--- START OF DATA SUPPLIED ---
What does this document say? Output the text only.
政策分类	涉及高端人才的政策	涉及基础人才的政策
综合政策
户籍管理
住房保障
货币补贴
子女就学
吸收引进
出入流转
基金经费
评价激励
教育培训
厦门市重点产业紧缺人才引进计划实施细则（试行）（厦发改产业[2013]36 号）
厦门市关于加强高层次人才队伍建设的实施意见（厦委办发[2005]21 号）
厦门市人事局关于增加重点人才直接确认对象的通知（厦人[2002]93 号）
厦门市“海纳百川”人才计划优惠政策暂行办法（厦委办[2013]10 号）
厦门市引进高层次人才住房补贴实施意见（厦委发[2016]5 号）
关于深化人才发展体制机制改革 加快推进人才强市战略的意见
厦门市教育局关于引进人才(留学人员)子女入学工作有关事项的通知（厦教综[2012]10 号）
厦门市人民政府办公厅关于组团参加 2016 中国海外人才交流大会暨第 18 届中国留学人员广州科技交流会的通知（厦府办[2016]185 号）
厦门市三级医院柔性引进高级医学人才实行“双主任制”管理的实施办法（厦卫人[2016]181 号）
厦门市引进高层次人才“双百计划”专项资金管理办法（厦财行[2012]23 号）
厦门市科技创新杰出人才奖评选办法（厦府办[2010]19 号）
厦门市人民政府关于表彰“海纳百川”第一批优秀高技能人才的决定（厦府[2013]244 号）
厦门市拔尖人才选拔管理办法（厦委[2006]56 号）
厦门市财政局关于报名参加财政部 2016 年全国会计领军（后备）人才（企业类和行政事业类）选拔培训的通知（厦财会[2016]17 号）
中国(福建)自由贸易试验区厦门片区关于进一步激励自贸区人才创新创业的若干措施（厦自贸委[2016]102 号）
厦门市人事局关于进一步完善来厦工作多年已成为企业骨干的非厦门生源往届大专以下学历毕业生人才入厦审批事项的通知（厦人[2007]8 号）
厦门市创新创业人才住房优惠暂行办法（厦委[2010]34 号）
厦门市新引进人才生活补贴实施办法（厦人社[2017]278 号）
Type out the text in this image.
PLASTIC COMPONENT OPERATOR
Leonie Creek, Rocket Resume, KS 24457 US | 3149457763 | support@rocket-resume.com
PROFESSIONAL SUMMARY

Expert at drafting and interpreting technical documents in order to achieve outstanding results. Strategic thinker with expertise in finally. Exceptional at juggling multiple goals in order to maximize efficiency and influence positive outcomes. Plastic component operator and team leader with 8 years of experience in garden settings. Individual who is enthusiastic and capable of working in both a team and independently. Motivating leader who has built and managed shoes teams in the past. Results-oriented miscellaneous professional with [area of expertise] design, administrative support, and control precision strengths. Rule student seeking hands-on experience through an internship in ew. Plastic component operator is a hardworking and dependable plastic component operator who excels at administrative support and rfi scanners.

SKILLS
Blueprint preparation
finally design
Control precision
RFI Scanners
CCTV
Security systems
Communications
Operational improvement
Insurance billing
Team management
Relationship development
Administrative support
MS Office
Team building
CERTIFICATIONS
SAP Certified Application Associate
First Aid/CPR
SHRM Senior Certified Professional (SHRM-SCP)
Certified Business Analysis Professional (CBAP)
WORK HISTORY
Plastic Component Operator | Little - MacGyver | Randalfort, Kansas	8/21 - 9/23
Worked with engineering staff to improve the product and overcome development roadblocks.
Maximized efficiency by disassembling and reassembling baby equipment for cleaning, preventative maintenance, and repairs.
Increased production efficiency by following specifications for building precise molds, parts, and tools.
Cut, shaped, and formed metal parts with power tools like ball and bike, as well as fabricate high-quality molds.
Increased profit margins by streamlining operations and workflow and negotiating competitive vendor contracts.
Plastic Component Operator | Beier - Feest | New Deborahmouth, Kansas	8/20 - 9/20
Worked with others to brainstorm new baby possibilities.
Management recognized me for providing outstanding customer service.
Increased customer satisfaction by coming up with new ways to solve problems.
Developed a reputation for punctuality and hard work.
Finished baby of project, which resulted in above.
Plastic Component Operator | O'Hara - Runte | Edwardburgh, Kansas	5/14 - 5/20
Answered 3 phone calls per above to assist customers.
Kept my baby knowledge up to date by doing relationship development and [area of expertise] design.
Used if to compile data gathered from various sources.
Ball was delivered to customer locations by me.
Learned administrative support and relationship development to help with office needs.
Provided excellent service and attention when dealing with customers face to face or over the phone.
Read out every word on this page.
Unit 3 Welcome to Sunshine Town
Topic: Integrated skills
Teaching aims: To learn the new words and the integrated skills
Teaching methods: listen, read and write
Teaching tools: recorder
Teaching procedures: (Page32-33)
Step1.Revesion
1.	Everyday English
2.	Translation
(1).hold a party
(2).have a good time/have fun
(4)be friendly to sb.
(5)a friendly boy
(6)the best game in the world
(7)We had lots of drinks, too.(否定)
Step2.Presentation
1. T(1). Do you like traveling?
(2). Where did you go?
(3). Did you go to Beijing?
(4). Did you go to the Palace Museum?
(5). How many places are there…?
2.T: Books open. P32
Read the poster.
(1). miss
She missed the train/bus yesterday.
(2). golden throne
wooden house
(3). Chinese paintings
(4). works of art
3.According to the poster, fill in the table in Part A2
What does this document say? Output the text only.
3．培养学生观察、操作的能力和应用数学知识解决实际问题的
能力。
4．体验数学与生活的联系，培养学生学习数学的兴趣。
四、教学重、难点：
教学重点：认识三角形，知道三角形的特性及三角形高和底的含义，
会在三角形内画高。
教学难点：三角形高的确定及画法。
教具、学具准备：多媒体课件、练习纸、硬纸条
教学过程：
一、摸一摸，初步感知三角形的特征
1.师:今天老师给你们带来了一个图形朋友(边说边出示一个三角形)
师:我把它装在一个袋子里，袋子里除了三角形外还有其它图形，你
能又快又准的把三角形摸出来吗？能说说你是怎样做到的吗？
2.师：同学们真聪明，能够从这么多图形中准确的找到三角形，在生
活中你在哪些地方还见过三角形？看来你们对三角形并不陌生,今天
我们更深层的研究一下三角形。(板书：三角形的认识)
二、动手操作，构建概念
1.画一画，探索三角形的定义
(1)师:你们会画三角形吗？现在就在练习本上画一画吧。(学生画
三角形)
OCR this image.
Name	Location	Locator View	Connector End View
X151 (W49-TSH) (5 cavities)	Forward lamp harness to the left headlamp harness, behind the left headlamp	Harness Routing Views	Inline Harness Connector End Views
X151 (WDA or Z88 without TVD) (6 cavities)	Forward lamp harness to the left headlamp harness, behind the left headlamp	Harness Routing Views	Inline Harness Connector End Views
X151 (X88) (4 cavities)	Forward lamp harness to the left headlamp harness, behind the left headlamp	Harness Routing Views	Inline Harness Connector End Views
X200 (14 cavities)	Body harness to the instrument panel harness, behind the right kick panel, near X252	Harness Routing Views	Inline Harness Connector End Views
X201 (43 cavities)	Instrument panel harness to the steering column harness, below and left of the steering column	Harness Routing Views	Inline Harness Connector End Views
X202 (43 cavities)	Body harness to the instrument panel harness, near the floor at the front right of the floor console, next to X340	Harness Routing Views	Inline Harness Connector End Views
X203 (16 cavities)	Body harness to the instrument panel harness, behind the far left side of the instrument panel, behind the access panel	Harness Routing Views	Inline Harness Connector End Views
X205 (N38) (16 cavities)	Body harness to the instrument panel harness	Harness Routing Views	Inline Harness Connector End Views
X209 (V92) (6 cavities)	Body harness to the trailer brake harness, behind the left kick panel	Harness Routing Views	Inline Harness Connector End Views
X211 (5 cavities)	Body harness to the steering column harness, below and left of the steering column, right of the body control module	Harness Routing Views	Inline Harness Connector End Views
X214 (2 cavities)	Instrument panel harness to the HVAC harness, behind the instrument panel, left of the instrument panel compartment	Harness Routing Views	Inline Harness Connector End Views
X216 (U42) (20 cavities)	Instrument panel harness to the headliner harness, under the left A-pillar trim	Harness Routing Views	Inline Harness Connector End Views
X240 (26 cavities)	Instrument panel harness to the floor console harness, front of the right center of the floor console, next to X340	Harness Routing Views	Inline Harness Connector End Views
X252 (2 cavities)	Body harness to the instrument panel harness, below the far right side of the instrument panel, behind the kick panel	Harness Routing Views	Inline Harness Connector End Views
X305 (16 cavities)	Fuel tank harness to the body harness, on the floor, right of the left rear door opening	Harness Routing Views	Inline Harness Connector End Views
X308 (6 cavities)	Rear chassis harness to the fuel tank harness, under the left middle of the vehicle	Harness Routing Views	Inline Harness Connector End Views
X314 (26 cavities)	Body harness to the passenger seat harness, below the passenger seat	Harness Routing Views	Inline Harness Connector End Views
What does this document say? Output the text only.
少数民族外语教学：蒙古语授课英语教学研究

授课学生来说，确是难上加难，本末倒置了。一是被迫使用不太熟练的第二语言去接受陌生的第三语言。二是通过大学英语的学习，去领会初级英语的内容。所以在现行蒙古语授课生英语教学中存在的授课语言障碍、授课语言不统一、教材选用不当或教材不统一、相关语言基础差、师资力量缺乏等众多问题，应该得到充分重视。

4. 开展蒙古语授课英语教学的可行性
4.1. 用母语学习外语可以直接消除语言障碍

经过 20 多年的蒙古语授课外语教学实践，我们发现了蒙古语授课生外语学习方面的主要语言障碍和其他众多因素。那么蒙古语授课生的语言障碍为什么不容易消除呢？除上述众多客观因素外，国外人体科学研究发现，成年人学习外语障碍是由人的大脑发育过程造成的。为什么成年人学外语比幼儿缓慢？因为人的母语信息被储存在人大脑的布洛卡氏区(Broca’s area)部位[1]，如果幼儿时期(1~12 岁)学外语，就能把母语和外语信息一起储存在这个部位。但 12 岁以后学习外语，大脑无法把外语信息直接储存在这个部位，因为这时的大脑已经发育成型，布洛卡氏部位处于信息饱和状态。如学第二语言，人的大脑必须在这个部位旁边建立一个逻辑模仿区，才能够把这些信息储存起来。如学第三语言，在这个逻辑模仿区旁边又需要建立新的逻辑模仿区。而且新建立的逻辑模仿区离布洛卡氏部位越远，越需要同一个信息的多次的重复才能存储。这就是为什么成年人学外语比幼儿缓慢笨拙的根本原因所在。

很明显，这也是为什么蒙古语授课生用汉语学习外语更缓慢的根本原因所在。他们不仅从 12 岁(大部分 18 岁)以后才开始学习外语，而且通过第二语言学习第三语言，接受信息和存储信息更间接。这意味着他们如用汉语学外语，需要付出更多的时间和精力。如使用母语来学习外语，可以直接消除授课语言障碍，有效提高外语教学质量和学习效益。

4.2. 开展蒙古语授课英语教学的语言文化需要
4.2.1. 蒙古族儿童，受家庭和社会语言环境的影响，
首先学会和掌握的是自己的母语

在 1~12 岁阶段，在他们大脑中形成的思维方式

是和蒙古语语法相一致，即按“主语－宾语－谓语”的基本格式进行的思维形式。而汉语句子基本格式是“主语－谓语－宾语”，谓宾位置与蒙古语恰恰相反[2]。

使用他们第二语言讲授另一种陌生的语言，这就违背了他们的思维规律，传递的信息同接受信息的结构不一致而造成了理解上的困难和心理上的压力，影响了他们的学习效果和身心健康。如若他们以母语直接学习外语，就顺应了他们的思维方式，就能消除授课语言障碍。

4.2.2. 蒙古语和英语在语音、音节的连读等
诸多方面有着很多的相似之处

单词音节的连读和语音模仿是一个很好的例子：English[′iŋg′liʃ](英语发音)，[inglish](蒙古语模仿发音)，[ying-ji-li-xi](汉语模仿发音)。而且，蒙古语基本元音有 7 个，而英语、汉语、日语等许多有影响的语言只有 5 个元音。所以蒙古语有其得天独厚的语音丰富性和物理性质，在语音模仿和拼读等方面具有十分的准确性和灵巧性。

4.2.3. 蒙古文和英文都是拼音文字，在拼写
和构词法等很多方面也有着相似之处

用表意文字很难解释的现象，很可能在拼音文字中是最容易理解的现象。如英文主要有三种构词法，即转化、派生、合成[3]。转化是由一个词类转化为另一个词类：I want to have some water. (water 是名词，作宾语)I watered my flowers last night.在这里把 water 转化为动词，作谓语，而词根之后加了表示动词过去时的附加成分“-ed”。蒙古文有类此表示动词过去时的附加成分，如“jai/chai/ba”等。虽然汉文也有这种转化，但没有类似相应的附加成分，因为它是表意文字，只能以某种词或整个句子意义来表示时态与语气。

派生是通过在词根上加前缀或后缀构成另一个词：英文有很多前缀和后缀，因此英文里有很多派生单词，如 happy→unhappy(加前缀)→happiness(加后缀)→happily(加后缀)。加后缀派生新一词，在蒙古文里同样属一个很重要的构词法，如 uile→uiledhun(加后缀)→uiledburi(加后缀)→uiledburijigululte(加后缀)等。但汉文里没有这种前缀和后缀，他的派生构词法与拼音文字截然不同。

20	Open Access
--- END OF DATA SUPPLIED ---
§ **INSTRUCTION**:
Say how many lines above hold the word "tools", giving only the count.

§ **TASK ANSWER**:
3